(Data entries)
:::::
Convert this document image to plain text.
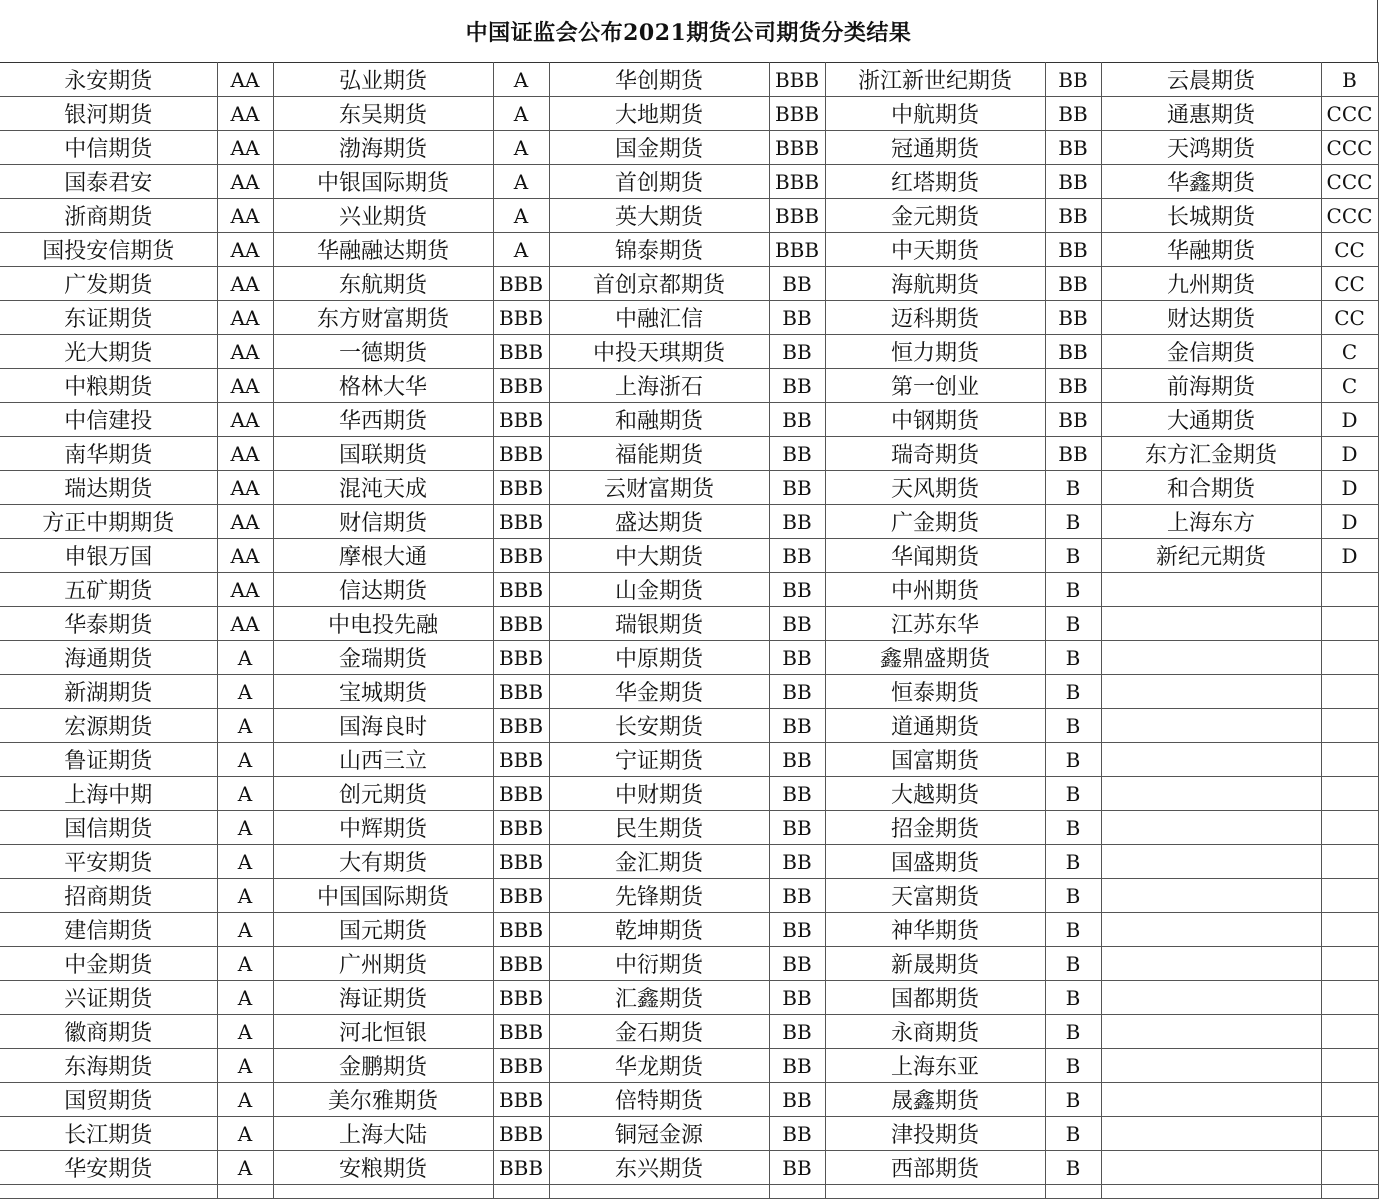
中国证监会公布2021期货公司期货分类结果
永安期货	AA	弘业期货	A	华创期货	BBB	浙江新世纪期货	BB	云晨期货	B
银河期货	AA	东吴期货	A	大地期货	BBB	中航期货	BB	通惠期货	CCC
中信期货	AA	渤海期货	A	国金期货	BBB	冠通期货	BB	天鸿期货	CCC
国泰君安	AA	中银国际期货	A	首创期货	BBB	红塔期货	BB	华鑫期货	CCC
浙商期货	AA	兴业期货	A	英大期货	BBB	金元期货	BB	长城期货	CCC
国投安信期货	AA	华融融达期货	A	锦泰期货	BBB	中天期货	BB	华融期货	CC
广发期货	AA	东航期货	BBB	首创京都期货	BB	海航期货	BB	九州期货	CC
东证期货	AA	东方财富期货	BBB	中融汇信	BB	迈科期货	BB	财达期货	CC
光大期货	AA	一德期货	BBB	中投天琪期货	BB	恒力期货	BB	金信期货	C
中粮期货	AA	格林大华	BBB	上海浙石	BB	第一创业	BB	前海期货	C
中信建投	AA	华西期货	BBB	和融期货	BB	中钢期货	BB	大通期货	D
南华期货	AA	国联期货	BBB	福能期货	BB	瑞奇期货	BB	东方汇金期货	D
瑞达期货	AA	混沌天成	BBB	云财富期货	BB	天风期货	B	和合期货	D
方正中期期货	AA	财信期货	BBB	盛达期货	BB	广金期货	B	上海东方	D
申银万国	AA	摩根大通	BBB	中大期货	BB	华闻期货	B	新纪元期货	D
五矿期货	AA	信达期货	BBB	山金期货	BB	中州期货	B		
华泰期货	AA	中电投先融	BBB	瑞银期货	BB	江苏东华	B		
海通期货	A	金瑞期货	BBB	中原期货	BB	鑫鼎盛期货	B		
新湖期货	A	宝城期货	BBB	华金期货	BB	恒泰期货	B		
宏源期货	A	国海良时	BBB	长安期货	BB	道通期货	B		
鲁证期货	A	山西三立	BBB	宁证期货	BB	国富期货	B		
上海中期	A	创元期货	BBB	中财期货	BB	大越期货	B		
国信期货	A	中辉期货	BBB	民生期货	BB	招金期货	B		
平安期货	A	大有期货	BBB	金汇期货	BB	国盛期货	B		
招商期货	A	中国国际期货	BBB	先锋期货	BB	天富期货	B		
建信期货	A	国元期货	BBB	乾坤期货	BB	神华期货	B		
中金期货	A	广州期货	BBB	中衍期货	BB	新晟期货	B		
兴证期货	A	海证期货	BBB	汇鑫期货	BB	国都期货	B		
徽商期货	A	河北恒银	BBB	金石期货	BB	永商期货	B		
东海期货	A	金鹏期货	BBB	华龙期货	BB	上海东亚	B		
国贸期货	A	美尔雅期货	BBB	倍特期货	BB	晟鑫期货	B		
长江期货	A	上海大陆	BBB	铜冠金源	BB	津投期货	B		
华安期货	A	安粮期货	BBB	东兴期货	BB	西部期货	B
:::::
■ What you have to do
Copy every entry word for word, but omit the pictures.

■ Complete output
Convert this document image to plain text.
中国证监会公布2021期货公司期货分类结果
永安期货	AA	弘业期货	A	华创期货	BBB	浙江新世纪期货	BB	云晨期货	B
银河期货	AA	东吴期货	A	大地期货	BBB	中航期货	BB	通惠期货	CCC
中信期货	AA	渤海期货	A	国金期货	BBB	冠通期货	BB	天鸿期货	CCC
国泰君安	AA	中银国际期货	A	首创期货	BBB	红塔期货	BB	华鑫期货	CCC
浙商期货	AA	兴业期货	A	英大期货	BBB	金元期货	BB	长城期货	CCC
国投安信期货	AA	华融融达期货	A	锦泰期货	BBB	中天期货	BB	华融期货	CC
广发期货	AA	东航期货	BBB	首创京都期货	BB	海航期货	BB	九州期货	CC
东证期货	AA	东方财富期货	BBB	中融汇信	BB	迈科期货	BB	财达期货	CC
光大期货	AA	一德期货	BBB	中投天琪期货	BB	恒力期货	BB	金信期货	C
中粮期货	AA	格林大华	BBB	上海浙石	BB	第一创业	BB	前海期货	C
中信建投	AA	华西期货	BBB	和融期货	BB	中钢期货	BB	大通期货	D
南华期货	AA	国联期货	BBB	福能期货	BB	瑞奇期货	BB	东方汇金期货	D
瑞达期货	AA	混沌天成	BBB	云财富期货	BB	天风期货	B	和合期货	D
方正中期期货	AA	财信期货	BBB	盛达期货	BB	广金期货	B	上海东方	D
申银万国	AA	摩根大通	BBB	中大期货	BB	华闻期货	B	新纪元期货	D
五矿期货	AA	信达期货	BBB	山金期货	BB	中州期货	B		
华泰期货	AA	中电投先融	BBB	瑞银期货	BB	江苏东华	B		
海通期货	A	金瑞期货	BBB	中原期货	BB	鑫鼎盛期货	B		
新湖期货	A	宝城期货	BBB	华金期货	BB	恒泰期货	B		
宏源期货	A	国海良时	BBB	长安期货	BB	道通期货	B		
鲁证期货	A	山西三立	BBB	宁证期货	BB	国富期货	B		
上海中期	A	创元期货	BBB	中财期货	BB	大越期货	B		
国信期货	A	中辉期货	BBB	民生期货	BB	招金期货	B		
平安期货	A	大有期货	BBB	金汇期货	BB	国盛期货	B		
招商期货	A	中国国际期货	BBB	先锋期货	BB	天富期货	B		
建信期货	A	国元期货	BBB	乾坤期货	BB	神华期货	B		
中金期货	A	广州期货	BBB	中衍期货	BB	新晟期货	B		
兴证期货	A	海证期货	BBB	汇鑫期货	BB	国都期货	B		
徽商期货	A	河北恒银	BBB	金石期货	BB	永商期货	B		
东海期货	A	金鹏期货	BBB	华龙期货	BB	上海东亚	B		
国贸期货	A	美尔雅期货	BBB	倍特期货	BB	晟鑫期货	B		
长江期货	A	上海大陆	BBB	铜冠金源	BB	津投期货	B		
华安期货	A	安粮期货	BBB	东兴期货	BB	西部期货	B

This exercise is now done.